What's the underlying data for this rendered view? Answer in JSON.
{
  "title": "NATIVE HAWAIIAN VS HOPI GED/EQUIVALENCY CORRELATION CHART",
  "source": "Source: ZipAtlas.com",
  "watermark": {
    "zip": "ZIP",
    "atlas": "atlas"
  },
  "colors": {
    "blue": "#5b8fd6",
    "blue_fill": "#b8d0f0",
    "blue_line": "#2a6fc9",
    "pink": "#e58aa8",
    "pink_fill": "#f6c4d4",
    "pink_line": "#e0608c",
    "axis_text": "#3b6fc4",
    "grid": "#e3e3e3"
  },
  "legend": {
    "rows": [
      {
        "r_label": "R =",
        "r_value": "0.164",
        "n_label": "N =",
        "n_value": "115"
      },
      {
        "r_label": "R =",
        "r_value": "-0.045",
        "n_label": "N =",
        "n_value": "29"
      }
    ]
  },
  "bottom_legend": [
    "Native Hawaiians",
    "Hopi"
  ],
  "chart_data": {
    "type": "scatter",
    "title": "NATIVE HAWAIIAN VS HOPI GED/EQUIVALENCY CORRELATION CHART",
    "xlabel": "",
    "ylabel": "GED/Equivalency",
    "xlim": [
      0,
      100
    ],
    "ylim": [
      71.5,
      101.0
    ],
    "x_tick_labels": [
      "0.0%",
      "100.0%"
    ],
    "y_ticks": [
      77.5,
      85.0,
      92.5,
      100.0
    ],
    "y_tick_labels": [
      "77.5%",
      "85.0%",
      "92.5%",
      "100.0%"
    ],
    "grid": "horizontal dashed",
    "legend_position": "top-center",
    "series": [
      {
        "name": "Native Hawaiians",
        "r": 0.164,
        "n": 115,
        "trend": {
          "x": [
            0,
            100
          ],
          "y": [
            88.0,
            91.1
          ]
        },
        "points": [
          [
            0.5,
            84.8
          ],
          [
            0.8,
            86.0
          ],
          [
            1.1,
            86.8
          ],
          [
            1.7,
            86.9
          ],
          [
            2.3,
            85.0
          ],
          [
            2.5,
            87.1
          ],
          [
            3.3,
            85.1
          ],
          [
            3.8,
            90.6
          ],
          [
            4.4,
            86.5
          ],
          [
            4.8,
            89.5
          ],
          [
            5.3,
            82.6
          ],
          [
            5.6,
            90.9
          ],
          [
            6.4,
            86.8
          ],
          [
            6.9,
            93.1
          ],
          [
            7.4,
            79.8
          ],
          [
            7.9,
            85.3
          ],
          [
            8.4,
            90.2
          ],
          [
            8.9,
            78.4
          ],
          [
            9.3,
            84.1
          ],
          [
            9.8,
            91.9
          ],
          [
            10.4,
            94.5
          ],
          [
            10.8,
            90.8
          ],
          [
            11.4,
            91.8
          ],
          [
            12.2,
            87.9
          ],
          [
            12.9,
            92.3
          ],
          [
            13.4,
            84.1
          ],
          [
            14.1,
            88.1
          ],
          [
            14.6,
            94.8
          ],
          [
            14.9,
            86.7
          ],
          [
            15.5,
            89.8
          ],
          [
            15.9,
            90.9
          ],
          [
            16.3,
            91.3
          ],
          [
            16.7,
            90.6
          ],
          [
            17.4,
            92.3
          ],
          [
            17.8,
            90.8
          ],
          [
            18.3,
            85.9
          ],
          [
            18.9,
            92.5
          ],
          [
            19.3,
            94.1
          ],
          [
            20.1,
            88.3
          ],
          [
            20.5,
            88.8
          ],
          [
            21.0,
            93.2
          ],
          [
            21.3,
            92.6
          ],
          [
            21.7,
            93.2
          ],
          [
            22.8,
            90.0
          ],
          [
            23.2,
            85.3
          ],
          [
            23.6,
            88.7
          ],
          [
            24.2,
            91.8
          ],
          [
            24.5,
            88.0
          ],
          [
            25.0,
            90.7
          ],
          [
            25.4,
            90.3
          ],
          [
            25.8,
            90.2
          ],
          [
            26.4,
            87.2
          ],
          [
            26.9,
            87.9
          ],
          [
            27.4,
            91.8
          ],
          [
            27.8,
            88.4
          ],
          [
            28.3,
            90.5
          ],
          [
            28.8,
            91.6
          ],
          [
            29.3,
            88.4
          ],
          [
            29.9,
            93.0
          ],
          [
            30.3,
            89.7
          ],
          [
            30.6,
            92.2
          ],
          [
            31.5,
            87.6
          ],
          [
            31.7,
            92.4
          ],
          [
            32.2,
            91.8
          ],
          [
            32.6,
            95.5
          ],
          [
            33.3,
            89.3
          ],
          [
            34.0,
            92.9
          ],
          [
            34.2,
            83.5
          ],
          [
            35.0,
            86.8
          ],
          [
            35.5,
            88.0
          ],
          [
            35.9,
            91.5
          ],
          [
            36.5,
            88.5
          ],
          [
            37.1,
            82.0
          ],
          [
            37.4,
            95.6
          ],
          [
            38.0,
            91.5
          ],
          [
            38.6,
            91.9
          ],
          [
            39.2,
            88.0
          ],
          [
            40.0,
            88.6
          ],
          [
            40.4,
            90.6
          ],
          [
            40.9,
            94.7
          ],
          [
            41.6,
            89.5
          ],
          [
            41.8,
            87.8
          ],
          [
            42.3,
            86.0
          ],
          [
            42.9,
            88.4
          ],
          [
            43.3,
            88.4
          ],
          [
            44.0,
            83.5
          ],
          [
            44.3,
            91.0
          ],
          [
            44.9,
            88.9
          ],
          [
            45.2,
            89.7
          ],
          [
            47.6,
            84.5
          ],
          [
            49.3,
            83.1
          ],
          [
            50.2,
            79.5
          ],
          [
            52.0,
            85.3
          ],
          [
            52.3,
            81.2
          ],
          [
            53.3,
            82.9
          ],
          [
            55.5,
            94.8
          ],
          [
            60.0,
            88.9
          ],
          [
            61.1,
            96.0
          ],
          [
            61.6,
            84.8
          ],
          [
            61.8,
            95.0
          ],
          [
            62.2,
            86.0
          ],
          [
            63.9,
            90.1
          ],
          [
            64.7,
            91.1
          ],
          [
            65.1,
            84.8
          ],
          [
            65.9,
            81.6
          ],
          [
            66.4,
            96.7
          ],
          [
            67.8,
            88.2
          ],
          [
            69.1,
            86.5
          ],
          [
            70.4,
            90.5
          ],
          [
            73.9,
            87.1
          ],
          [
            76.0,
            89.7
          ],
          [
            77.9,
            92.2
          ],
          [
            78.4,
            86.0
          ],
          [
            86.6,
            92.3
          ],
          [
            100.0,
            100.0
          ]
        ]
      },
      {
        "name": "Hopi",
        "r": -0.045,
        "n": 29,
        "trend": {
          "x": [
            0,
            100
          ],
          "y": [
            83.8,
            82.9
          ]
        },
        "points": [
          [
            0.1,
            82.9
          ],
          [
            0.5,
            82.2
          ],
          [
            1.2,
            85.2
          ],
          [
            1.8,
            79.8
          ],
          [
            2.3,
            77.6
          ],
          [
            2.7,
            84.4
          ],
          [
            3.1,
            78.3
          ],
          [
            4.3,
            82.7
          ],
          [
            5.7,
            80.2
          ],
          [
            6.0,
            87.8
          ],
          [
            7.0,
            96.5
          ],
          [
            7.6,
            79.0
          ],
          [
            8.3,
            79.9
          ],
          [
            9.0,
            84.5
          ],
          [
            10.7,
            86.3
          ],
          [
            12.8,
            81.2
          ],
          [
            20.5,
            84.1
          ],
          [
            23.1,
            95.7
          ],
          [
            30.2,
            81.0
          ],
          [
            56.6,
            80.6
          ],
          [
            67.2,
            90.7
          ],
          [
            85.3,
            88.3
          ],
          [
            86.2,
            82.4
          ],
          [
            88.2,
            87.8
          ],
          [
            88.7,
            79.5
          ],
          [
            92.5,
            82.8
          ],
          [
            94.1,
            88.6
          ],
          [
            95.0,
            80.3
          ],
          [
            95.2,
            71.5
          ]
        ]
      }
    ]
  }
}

----

* WHAT YOU ARE ASKED TO DO
Would you reproduce the material above in full, exactly as given?

* EXERCISE ANSWER
What's the underlying data for this rendered view? Answer in JSON.
{
  "title": "NATIVE HAWAIIAN VS HOPI GED/EQUIVALENCY CORRELATION CHART",
  "source": "Source: ZipAtlas.com",
  "watermark": {
    "zip": "ZIP",
    "atlas": "atlas"
  },
  "colors": {
    "blue": "#5b8fd6",
    "blue_fill": "#b8d0f0",
    "blue_line": "#2a6fc9",
    "pink": "#e58aa8",
    "pink_fill": "#f6c4d4",
    "pink_line": "#e0608c",
    "axis_text": "#3b6fc4",
    "grid": "#e3e3e3"
  },
  "legend": {
    "rows": [
      {
        "r_label": "R =",
        "r_value": "0.164",
        "n_label": "N =",
        "n_value": "115"
      },
      {
        "r_label": "R =",
        "r_value": "-0.045",
        "n_label": "N =",
        "n_value": "29"
      }
    ]
  },
  "bottom_legend": [
    "Native Hawaiians",
    "Hopi"
  ],
  "chart_data": {
    "type": "scatter",
    "title": "NATIVE HAWAIIAN VS HOPI GED/EQUIVALENCY CORRELATION CHART",
    "xlabel": "",
    "ylabel": "GED/Equivalency",
    "xlim": [
      0,
      100
    ],
    "ylim": [
      71.5,
      101.0
    ],
    "x_tick_labels": [
      "0.0%",
      "100.0%"
    ],
    "y_ticks": [
      77.5,
      85.0,
      92.5,
      100.0
    ],
    "y_tick_labels": [
      "77.5%",
      "85.0%",
      "92.5%",
      "100.0%"
    ],
    "grid": "horizontal dashed",
    "legend_position": "top-center",
    "series": [
      {
        "name": "Native Hawaiians",
        "r": 0.164,
        "n": 115,
        "trend": {
          "x": [
            0,
            100
          ],
          "y": [
            88.0,
            91.1
          ]
        },
        "points": [
          [
            0.5,
            84.8
          ],
          [
            0.8,
            86.0
          ],
          [
            1.1,
            86.8
          ],
          [
            1.7,
            86.9
          ],
          [
            2.3,
            85.0
          ],
          [
            2.5,
            87.1
          ],
          [
            3.3,
            85.1
          ],
          [
            3.8,
            90.6
          ],
          [
            4.4,
            86.5
          ],
          [
            4.8,
            89.5
          ],
          [
            5.3,
            82.6
          ],
          [
            5.6,
            90.9
          ],
          [
            6.4,
            86.8
          ],
          [
            6.9,
            93.1
          ],
          [
            7.4,
            79.8
          ],
          [
            7.9,
            85.3
          ],
          [
            8.4,
            90.2
          ],
          [
            8.9,
            78.4
          ],
          [
            9.3,
            84.1
          ],
          [
            9.8,
            91.9
          ],
          [
            10.4,
            94.5
          ],
          [
            10.8,
            90.8
          ],
          [
            11.4,
            91.8
          ],
          [
            12.2,
            87.9
          ],
          [
            12.9,
            92.3
          ],
          [
            13.4,
            84.1
          ],
          [
            14.1,
            88.1
          ],
          [
            14.6,
            94.8
          ],
          [
            14.9,
            86.7
          ],
          [
            15.5,
            89.8
          ],
          [
            15.9,
            90.9
          ],
          [
            16.3,
            91.3
          ],
          [
            16.7,
            90.6
          ],
          [
            17.4,
            92.3
          ],
          [
            17.8,
            90.8
          ],
          [
            18.3,
            85.9
          ],
          [
            18.9,
            92.5
          ],
          [
            19.3,
            94.1
          ],
          [
            20.1,
            88.3
          ],
          [
            20.5,
            88.8
          ],
          [
            21.0,
            93.2
          ],
          [
            21.3,
            92.6
          ],
          [
            21.7,
            93.2
          ],
          [
            22.8,
            90.0
          ],
          [
            23.2,
            85.3
          ],
          [
            23.6,
            88.7
          ],
          [
            24.2,
            91.8
          ],
          [
            24.5,
            88.0
          ],
          [
            25.0,
            90.7
          ],
          [
            25.4,
            90.3
          ],
          [
            25.8,
            90.2
          ],
          [
            26.4,
            87.2
          ],
          [
            26.9,
            87.9
          ],
          [
            27.4,
            91.8
          ],
          [
            27.8,
            88.4
          ],
          [
            28.3,
            90.5
          ],
          [
            28.8,
            91.6
          ],
          [
            29.3,
            88.4
          ],
          [
            29.9,
            93.0
          ],
          [
            30.3,
            89.7
          ],
          [
            30.6,
            92.2
          ],
          [
            31.5,
            87.6
          ],
          [
            31.7,
            92.4
          ],
          [
            32.2,
            91.8
          ],
          [
            32.6,
            95.5
          ],
          [
            33.3,
            89.3
          ],
          [
            34.0,
            92.9
          ],
          [
            34.2,
            83.5
          ],
          [
            35.0,
            86.8
          ],
          [
            35.5,
            88.0
          ],
          [
            35.9,
            91.5
          ],
          [
            36.5,
            88.5
          ],
          [
            37.1,
            82.0
          ],
          [
            37.4,
            95.6
          ],
          [
            38.0,
            91.5
          ],
          [
            38.6,
            91.9
          ],
          [
            39.2,
            88.0
          ],
          [
            40.0,
            88.6
          ],
          [
            40.4,
            90.6
          ],
          [
            40.9,
            94.7
          ],
          [
            41.6,
            89.5
          ],
          [
            41.8,
            87.8
          ],
          [
            42.3,
            86.0
          ],
          [
            42.9,
            88.4
          ],
          [
            43.3,
            88.4
          ],
          [
            44.0,
            83.5
          ],
          [
            44.3,
            91.0
          ],
          [
            44.9,
            88.9
          ],
          [
            45.2,
            89.7
          ],
          [
            47.6,
            84.5
          ],
          [
            49.3,
            83.1
          ],
          [
            50.2,
            79.5
          ],
          [
            52.0,
            85.3
          ],
          [
            52.3,
            81.2
          ],
          [
            53.3,
            82.9
          ],
          [
            55.5,
            94.8
          ],
          [
            60.0,
            88.9
          ],
          [
            61.1,
            96.0
          ],
          [
            61.6,
            84.8
          ],
          [
            61.8,
            95.0
          ],
          [
            62.2,
            86.0
          ],
          [
            63.9,
            90.1
          ],
          [
            64.7,
            91.1
          ],
          [
            65.1,
            84.8
          ],
          [
            65.9,
            81.6
          ],
          [
            66.4,
            96.7
          ],
          [
            67.8,
            88.2
          ],
          [
            69.1,
            86.5
          ],
          [
            70.4,
            90.5
          ],
          [
            73.9,
            87.1
          ],
          [
            76.0,
            89.7
          ],
          [
            77.9,
            92.2
          ],
          [
            78.4,
            86.0
          ],
          [
            86.6,
            92.3
          ],
          [
            100.0,
            100.0
          ]
        ]
      },
      {
        "name": "Hopi",
        "r": -0.045,
        "n": 29,
        "trend": {
          "x": [
            0,
            100
          ],
          "y": [
            83.8,
            82.9
          ]
        },
        "points": [
          [
            0.1,
            82.9
          ],
          [
            0.5,
            82.2
          ],
          [
            1.2,
            85.2
          ],
          [
            1.8,
            79.8
          ],
          [
            2.3,
            77.6
          ],
          [
            2.7,
            84.4
          ],
          [
            3.1,
            78.3
          ],
          [
            4.3,
            82.7
          ],
          [
            5.7,
            80.2
          ],
          [
            6.0,
            87.8
          ],
          [
            7.0,
            96.5
          ],
          [
            7.6,
            79.0
          ],
          [
            8.3,
            79.9
          ],
          [
            9.0,
            84.5
          ],
          [
            10.7,
            86.3
          ],
          [
            12.8,
            81.2
          ],
          [
            20.5,
            84.1
          ],
          [
            23.1,
            95.7
          ],
          [
            30.2,
            81.0
          ],
          [
            56.6,
            80.6
          ],
          [
            67.2,
            90.7
          ],
          [
            85.3,
            88.3
          ],
          [
            86.2,
            82.4
          ],
          [
            88.2,
            87.8
          ],
          [
            88.7,
            79.5
          ],
          [
            92.5,
            82.8
          ],
          [
            94.1,
            88.6
          ],
          [
            95.0,
            80.3
          ],
          [
            95.2,
            71.5
          ]
        ]
      }
    ]
  }
}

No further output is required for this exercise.